- _Short exercise_: Copy every line from the data below in which the string "title" can be found.

- _Provided data_:

========================================================================

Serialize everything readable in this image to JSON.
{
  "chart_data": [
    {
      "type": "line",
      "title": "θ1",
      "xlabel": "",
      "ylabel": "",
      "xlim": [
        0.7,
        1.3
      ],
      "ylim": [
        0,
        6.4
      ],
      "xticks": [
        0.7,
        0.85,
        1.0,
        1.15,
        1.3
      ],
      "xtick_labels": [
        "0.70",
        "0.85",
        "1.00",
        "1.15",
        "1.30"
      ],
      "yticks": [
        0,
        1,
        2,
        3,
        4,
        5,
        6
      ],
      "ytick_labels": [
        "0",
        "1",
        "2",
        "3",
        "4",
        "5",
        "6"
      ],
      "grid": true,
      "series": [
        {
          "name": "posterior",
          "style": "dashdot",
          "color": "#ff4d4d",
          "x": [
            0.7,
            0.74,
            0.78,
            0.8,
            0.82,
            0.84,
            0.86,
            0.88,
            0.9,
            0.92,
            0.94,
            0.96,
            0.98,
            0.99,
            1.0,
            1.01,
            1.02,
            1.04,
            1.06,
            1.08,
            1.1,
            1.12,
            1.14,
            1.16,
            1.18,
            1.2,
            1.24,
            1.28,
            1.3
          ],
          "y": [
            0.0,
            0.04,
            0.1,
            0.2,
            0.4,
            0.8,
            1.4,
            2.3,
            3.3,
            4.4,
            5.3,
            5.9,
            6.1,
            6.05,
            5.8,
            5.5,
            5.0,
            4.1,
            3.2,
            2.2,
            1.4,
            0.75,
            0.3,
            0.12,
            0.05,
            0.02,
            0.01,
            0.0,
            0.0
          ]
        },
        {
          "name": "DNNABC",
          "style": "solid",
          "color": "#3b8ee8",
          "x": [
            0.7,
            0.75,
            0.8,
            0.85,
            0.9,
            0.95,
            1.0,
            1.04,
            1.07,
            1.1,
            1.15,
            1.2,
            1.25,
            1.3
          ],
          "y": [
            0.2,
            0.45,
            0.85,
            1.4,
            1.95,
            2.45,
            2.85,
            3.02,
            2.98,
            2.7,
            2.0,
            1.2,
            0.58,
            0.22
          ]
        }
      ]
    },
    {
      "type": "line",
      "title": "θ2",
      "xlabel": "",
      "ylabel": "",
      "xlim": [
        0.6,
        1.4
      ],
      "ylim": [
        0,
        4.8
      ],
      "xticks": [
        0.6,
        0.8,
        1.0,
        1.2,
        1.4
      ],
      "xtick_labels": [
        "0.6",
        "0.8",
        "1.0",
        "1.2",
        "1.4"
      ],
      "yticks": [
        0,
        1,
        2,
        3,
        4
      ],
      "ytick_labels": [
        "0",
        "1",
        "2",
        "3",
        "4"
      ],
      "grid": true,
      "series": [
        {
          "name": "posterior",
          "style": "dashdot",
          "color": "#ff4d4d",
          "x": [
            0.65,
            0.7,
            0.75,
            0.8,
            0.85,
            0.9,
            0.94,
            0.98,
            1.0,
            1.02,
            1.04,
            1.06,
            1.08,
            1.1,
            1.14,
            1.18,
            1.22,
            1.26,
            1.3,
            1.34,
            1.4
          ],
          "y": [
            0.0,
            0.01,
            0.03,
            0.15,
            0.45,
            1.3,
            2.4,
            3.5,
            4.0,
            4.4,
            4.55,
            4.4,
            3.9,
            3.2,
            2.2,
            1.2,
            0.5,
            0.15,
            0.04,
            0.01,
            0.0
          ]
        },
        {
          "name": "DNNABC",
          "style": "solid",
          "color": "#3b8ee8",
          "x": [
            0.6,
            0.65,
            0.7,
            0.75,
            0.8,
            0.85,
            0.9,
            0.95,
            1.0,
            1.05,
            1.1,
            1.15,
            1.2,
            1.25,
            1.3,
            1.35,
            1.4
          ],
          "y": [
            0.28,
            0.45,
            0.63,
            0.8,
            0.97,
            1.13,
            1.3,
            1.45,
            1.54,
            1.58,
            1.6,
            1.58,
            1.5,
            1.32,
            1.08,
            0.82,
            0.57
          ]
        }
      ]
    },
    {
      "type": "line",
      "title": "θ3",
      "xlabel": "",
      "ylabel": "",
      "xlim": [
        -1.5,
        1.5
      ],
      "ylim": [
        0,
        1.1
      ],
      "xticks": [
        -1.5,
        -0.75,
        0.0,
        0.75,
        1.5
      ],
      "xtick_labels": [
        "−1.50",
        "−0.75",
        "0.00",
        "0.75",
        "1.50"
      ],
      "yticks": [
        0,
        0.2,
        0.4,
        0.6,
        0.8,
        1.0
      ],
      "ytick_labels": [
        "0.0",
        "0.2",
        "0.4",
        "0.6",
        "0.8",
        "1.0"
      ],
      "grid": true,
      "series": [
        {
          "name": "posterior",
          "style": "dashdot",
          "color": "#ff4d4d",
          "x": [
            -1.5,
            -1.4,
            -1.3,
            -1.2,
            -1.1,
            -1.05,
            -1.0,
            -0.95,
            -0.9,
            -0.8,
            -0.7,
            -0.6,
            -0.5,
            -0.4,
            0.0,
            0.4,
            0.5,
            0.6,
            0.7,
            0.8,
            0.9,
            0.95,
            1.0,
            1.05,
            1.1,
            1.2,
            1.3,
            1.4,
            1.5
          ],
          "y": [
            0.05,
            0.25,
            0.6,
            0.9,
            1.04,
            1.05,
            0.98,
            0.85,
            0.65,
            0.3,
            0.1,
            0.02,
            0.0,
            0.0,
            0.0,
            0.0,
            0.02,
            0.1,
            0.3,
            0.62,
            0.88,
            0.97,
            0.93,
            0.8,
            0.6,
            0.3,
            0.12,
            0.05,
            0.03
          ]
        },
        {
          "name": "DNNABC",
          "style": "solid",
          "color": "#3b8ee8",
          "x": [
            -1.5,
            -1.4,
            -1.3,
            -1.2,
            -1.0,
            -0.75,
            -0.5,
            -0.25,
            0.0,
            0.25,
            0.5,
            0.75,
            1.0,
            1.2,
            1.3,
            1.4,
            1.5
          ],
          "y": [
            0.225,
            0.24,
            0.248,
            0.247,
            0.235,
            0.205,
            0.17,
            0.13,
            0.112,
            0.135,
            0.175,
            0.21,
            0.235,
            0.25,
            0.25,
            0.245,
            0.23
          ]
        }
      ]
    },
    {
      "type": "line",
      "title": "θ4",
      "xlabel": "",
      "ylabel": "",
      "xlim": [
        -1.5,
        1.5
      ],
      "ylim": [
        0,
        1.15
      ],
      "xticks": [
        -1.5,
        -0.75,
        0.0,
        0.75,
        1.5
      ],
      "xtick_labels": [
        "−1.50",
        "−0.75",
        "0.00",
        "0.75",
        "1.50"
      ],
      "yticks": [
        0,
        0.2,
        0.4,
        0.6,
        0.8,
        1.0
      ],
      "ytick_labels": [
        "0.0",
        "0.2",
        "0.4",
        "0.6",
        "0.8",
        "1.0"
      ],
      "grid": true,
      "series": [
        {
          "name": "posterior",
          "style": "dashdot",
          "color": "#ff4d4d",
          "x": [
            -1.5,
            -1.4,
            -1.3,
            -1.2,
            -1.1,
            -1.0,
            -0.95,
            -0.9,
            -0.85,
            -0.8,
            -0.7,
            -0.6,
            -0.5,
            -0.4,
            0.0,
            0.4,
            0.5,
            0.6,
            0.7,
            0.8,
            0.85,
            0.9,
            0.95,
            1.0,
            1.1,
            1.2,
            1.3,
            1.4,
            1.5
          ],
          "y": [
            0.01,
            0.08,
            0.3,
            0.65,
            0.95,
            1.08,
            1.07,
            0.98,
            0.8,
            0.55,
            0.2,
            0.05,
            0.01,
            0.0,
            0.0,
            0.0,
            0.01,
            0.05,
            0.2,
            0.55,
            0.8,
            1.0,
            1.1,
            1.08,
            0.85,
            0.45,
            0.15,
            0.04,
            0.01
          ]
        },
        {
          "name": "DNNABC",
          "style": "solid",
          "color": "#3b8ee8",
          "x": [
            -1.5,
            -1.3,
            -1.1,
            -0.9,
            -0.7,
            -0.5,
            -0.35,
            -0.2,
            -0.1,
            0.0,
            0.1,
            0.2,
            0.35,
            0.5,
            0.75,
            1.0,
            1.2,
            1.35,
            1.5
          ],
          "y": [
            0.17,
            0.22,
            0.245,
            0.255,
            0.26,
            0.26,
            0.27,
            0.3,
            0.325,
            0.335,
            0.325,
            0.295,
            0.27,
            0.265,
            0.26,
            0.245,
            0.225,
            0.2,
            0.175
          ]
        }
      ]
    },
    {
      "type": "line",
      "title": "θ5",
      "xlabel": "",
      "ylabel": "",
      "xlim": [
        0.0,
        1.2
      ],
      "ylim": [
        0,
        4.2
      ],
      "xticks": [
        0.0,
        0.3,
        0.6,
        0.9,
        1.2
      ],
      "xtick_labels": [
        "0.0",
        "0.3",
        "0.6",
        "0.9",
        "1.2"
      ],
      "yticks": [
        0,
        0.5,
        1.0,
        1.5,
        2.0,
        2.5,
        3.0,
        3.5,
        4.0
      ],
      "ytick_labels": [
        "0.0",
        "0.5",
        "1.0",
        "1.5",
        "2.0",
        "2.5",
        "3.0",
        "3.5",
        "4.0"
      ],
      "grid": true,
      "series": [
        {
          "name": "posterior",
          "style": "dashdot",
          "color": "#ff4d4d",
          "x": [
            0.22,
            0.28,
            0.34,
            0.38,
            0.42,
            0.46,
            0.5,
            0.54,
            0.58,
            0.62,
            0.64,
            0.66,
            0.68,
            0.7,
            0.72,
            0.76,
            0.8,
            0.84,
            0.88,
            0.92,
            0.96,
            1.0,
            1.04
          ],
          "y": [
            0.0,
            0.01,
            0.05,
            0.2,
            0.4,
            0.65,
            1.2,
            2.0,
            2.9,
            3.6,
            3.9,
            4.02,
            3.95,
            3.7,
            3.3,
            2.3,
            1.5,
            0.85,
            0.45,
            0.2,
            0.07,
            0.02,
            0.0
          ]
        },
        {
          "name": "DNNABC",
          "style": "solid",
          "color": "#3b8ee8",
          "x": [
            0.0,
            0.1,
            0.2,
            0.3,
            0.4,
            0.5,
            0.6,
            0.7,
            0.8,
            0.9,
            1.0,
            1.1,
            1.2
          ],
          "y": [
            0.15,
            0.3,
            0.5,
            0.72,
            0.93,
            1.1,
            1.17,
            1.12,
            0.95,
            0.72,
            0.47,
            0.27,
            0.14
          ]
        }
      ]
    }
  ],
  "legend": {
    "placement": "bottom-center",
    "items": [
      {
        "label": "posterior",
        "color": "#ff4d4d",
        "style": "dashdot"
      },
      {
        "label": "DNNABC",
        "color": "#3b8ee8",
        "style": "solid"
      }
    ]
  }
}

========================================================================

- _Written solution_:
      "title": "θ1",
      "title": "θ2",
      "title": "θ3",
      "title": "θ4",
      "title": "θ5",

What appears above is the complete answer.